Data records:
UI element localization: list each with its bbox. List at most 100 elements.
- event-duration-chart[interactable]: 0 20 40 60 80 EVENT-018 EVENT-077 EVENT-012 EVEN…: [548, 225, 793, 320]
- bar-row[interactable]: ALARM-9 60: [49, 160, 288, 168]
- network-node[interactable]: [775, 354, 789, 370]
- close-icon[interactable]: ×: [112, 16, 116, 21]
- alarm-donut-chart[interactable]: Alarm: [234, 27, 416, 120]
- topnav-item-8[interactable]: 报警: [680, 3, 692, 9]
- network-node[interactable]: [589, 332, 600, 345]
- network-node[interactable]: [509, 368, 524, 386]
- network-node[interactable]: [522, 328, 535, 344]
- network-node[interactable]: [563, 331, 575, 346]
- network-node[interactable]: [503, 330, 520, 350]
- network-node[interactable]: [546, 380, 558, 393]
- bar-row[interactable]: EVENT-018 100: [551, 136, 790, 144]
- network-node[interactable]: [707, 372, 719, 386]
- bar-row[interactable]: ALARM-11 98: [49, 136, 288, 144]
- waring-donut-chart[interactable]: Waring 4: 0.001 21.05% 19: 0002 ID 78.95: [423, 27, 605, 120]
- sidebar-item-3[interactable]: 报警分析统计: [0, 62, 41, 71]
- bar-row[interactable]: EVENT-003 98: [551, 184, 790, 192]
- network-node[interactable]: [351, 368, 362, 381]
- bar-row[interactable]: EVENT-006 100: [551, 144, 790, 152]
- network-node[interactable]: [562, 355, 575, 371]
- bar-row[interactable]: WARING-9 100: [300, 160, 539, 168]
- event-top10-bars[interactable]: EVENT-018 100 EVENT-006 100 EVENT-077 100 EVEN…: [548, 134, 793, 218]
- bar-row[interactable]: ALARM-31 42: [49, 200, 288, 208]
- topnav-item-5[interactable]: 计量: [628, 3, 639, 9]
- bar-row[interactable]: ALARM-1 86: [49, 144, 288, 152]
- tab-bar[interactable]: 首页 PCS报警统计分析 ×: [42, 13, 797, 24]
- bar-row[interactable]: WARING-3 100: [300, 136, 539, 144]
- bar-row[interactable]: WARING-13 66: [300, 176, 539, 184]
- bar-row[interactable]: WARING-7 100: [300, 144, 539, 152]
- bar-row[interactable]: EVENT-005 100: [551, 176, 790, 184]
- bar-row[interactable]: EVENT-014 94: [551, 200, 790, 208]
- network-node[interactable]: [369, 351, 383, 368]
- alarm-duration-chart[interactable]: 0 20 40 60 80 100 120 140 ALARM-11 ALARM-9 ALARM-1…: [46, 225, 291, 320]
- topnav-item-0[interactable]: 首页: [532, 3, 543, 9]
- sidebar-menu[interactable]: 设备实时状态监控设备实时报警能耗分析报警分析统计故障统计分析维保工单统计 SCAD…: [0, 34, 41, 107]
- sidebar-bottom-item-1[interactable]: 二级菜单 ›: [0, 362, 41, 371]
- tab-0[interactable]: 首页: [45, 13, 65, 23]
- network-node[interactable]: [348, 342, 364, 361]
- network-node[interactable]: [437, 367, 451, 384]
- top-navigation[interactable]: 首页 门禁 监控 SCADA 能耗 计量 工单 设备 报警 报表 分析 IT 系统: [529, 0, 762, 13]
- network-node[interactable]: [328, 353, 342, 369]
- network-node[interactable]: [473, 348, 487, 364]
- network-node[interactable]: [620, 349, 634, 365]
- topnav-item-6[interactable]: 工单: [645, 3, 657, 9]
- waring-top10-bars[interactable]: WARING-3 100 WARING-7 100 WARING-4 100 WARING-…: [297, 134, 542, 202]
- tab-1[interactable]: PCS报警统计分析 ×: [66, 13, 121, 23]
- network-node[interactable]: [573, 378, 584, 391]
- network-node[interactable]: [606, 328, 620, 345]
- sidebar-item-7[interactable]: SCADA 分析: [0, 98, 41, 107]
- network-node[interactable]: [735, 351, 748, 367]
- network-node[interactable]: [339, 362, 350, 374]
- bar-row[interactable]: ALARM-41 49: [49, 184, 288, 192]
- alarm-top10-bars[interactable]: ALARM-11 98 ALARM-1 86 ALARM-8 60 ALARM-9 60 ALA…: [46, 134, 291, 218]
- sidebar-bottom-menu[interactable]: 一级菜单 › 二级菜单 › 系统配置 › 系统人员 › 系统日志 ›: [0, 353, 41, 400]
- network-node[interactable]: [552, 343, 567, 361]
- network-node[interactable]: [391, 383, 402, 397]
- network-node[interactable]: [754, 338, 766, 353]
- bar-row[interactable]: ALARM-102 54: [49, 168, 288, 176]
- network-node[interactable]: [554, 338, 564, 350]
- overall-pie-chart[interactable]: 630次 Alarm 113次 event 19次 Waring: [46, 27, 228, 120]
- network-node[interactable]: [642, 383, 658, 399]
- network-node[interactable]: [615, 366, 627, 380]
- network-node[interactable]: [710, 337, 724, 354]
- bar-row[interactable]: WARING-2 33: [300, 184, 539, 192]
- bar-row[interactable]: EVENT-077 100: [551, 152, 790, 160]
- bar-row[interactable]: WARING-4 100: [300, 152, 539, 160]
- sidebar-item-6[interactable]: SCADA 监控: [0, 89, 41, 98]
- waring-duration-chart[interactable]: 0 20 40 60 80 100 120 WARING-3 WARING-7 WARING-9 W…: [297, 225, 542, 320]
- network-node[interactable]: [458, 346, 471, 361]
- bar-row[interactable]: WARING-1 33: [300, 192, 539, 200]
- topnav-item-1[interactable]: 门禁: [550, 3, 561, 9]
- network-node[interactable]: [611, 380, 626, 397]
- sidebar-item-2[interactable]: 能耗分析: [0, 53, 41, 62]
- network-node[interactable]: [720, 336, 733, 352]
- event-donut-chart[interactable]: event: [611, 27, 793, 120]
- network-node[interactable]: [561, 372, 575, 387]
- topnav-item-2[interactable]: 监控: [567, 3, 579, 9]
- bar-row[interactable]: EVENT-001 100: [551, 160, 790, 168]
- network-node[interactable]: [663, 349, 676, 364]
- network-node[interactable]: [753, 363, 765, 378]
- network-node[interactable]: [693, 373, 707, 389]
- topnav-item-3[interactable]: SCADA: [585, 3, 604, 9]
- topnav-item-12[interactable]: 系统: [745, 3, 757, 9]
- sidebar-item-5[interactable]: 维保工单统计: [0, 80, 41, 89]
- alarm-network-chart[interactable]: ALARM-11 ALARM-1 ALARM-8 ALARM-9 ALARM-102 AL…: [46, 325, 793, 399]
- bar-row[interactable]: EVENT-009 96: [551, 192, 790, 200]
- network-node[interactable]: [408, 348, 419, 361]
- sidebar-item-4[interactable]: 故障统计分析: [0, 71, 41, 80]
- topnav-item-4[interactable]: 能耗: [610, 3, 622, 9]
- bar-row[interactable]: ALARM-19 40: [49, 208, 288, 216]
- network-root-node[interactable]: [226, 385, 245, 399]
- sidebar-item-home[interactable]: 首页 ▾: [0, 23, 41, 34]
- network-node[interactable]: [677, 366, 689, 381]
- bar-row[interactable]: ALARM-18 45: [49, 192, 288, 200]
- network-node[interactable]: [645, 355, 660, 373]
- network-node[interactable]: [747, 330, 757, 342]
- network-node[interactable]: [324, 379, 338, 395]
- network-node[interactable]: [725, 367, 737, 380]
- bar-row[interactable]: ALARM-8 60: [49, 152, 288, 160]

> _Objective_:
Please edit the data above by replacing every "network-node" with "graph-node". Keep everything else unchanged.

> _Result of this exercise_:
UI element localization: list each with its bbox. List at most 100 elements.
- event-duration-chart[interactable]: 0 20 40 60 80 EVENT-018 EVENT-077 EVENT-012 EVEN…: [548, 225, 793, 320]
- bar-row[interactable]: ALARM-9 60: [49, 160, 288, 168]
- graph-node[interactable]: [775, 354, 789, 370]
- close-icon[interactable]: ×: [112, 16, 116, 21]
- alarm-donut-chart[interactable]: Alarm: [234, 27, 416, 120]
- topnav-item-8[interactable]: 报警: [680, 3, 692, 9]
- graph-node[interactable]: [589, 332, 600, 345]
- graph-node[interactable]: [509, 368, 524, 386]
- graph-node[interactable]: [522, 328, 535, 344]
- graph-node[interactable]: [563, 331, 575, 346]
- graph-node[interactable]: [503, 330, 520, 350]
- graph-node[interactable]: [546, 380, 558, 393]
- bar-row[interactable]: EVENT-018 100: [551, 136, 790, 144]
- graph-node[interactable]: [707, 372, 719, 386]
- bar-row[interactable]: ALARM-11 98: [49, 136, 288, 144]
- waring-donut-chart[interactable]: Waring 4: 0.001 21.05% 19: 0002 ID 78.95: [423, 27, 605, 120]
- sidebar-item-3[interactable]: 报警分析统计: [0, 62, 41, 71]
- bar-row[interactable]: EVENT-003 98: [551, 184, 790, 192]
- graph-node[interactable]: [351, 368, 362, 381]
- bar-row[interactable]: EVENT-006 100: [551, 144, 790, 152]
- graph-node[interactable]: [562, 355, 575, 371]
- bar-row[interactable]: WARING-9 100: [300, 160, 539, 168]
- event-top10-bars[interactable]: EVENT-018 100 EVENT-006 100 EVENT-077 100 EVEN…: [548, 134, 793, 218]
- bar-row[interactable]: ALARM-31 42: [49, 200, 288, 208]
- topnav-item-5[interactable]: 计量: [628, 3, 639, 9]
- bar-row[interactable]: ALARM-1 86: [49, 144, 288, 152]
- tab-bar[interactable]: 首页 PCS报警统计分析 ×: [42, 13, 797, 24]
- bar-row[interactable]: WARING-3 100: [300, 136, 539, 144]
- bar-row[interactable]: WARING-13 66: [300, 176, 539, 184]
- bar-row[interactable]: WARING-7 100: [300, 144, 539, 152]
- bar-row[interactable]: EVENT-005 100: [551, 176, 790, 184]
- bar-row[interactable]: EVENT-014 94: [551, 200, 790, 208]
- graph-node[interactable]: [369, 351, 383, 368]
- alarm-duration-chart[interactable]: 0 20 40 60 80 100 120 140 ALARM-11 ALARM-9 ALARM-1…: [46, 225, 291, 320]
- topnav-item-0[interactable]: 首页: [532, 3, 543, 9]
- sidebar-menu[interactable]: 设备实时状态监控设备实时报警能耗分析报警分析统计故障统计分析维保工单统计 SCAD…: [0, 34, 41, 107]
- sidebar-bottom-item-1[interactable]: 二级菜单 ›: [0, 362, 41, 371]
- tab-0[interactable]: 首页: [45, 13, 65, 23]
- graph-node[interactable]: [348, 342, 364, 361]
- graph-node[interactable]: [437, 367, 451, 384]
- top-navigation[interactable]: 首页 门禁 监控 SCADA 能耗 计量 工单 设备 报警 报表 分析 IT 系统: [529, 0, 762, 13]
- graph-node[interactable]: [328, 353, 342, 369]
- graph-node[interactable]: [473, 348, 487, 364]
- graph-node[interactable]: [620, 349, 634, 365]
- topnav-item-6[interactable]: 工单: [645, 3, 657, 9]
- waring-top10-bars[interactable]: WARING-3 100 WARING-7 100 WARING-4 100 WARING-…: [297, 134, 542, 202]
- tab-1[interactable]: PCS报警统计分析 ×: [66, 13, 121, 23]
- graph-node[interactable]: [573, 378, 584, 391]
- graph-node[interactable]: [606, 328, 620, 345]
- sidebar-item-7[interactable]: SCADA 分析: [0, 98, 41, 107]
- graph-node[interactable]: [735, 351, 748, 367]
- graph-node[interactable]: [339, 362, 350, 374]
- bar-row[interactable]: ALARM-41 49: [49, 184, 288, 192]
- alarm-top10-bars[interactable]: ALARM-11 98 ALARM-1 86 ALARM-8 60 ALARM-9 60 ALA…: [46, 134, 291, 218]
- sidebar-bottom-menu[interactable]: 一级菜单 › 二级菜单 › 系统配置 › 系统人员 › 系统日志 ›: [0, 353, 41, 400]
- graph-node[interactable]: [552, 343, 567, 361]
- graph-node[interactable]: [391, 383, 402, 397]
- graph-node[interactable]: [754, 338, 766, 353]
- bar-row[interactable]: ALARM-102 54: [49, 168, 288, 176]
- graph-node[interactable]: [554, 338, 564, 350]
- overall-pie-chart[interactable]: 630次 Alarm 113次 event 19次 Waring: [46, 27, 228, 120]
- graph-node[interactable]: [642, 383, 658, 399]
- graph-node[interactable]: [615, 366, 627, 380]
- graph-node[interactable]: [710, 337, 724, 354]
- bar-row[interactable]: WARING-2 33: [300, 184, 539, 192]
- bar-row[interactable]: EVENT-077 100: [551, 152, 790, 160]
- bar-row[interactable]: WARING-4 100: [300, 152, 539, 160]
- sidebar-item-6[interactable]: SCADA 监控: [0, 89, 41, 98]
- waring-duration-chart[interactable]: 0 20 40 60 80 100 120 WARING-3 WARING-7 WARING-9 W…: [297, 225, 542, 320]
- graph-node[interactable]: [458, 346, 471, 361]
- bar-row[interactable]: WARING-1 33: [300, 192, 539, 200]
- topnav-item-1[interactable]: 门禁: [550, 3, 561, 9]
- graph-node[interactable]: [611, 380, 626, 397]
- sidebar-item-2[interactable]: 能耗分析: [0, 53, 41, 62]
- graph-node[interactable]: [720, 336, 733, 352]
- event-donut-chart[interactable]: event: [611, 27, 793, 120]
- graph-node[interactable]: [561, 372, 575, 387]
- topnav-item-2[interactable]: 监控: [567, 3, 579, 9]
- bar-row[interactable]: EVENT-001 100: [551, 160, 790, 168]
- graph-node[interactable]: [663, 349, 676, 364]
- graph-node[interactable]: [753, 363, 765, 378]
- graph-node[interactable]: [693, 373, 707, 389]
- topnav-item-3[interactable]: SCADA: [585, 3, 604, 9]
- topnav-item-12[interactable]: 系统: [745, 3, 757, 9]
- sidebar-item-5[interactable]: 维保工单统计: [0, 80, 41, 89]
- alarm-network-chart[interactable]: ALARM-11 ALARM-1 ALARM-8 ALARM-9 ALARM-102 AL…: [46, 325, 793, 399]
- bar-row[interactable]: EVENT-009 96: [551, 192, 790, 200]
- graph-node[interactable]: [408, 348, 419, 361]
- sidebar-item-4[interactable]: 故障统计分析: [0, 71, 41, 80]
- topnav-item-4[interactable]: 能耗: [610, 3, 622, 9]
- bar-row[interactable]: ALARM-19 40: [49, 208, 288, 216]
- network-root-node[interactable]: [226, 385, 245, 399]
- sidebar-item-home[interactable]: 首页 ▾: [0, 23, 41, 34]
- graph-node[interactable]: [677, 366, 689, 381]
- bar-row[interactable]: ALARM-18 45: [49, 192, 288, 200]
- graph-node[interactable]: [645, 355, 660, 373]
- graph-node[interactable]: [747, 330, 757, 342]
- graph-node[interactable]: [324, 379, 338, 395]
- graph-node[interactable]: [725, 367, 737, 380]
- bar-row[interactable]: ALARM-8 60: [49, 152, 288, 160]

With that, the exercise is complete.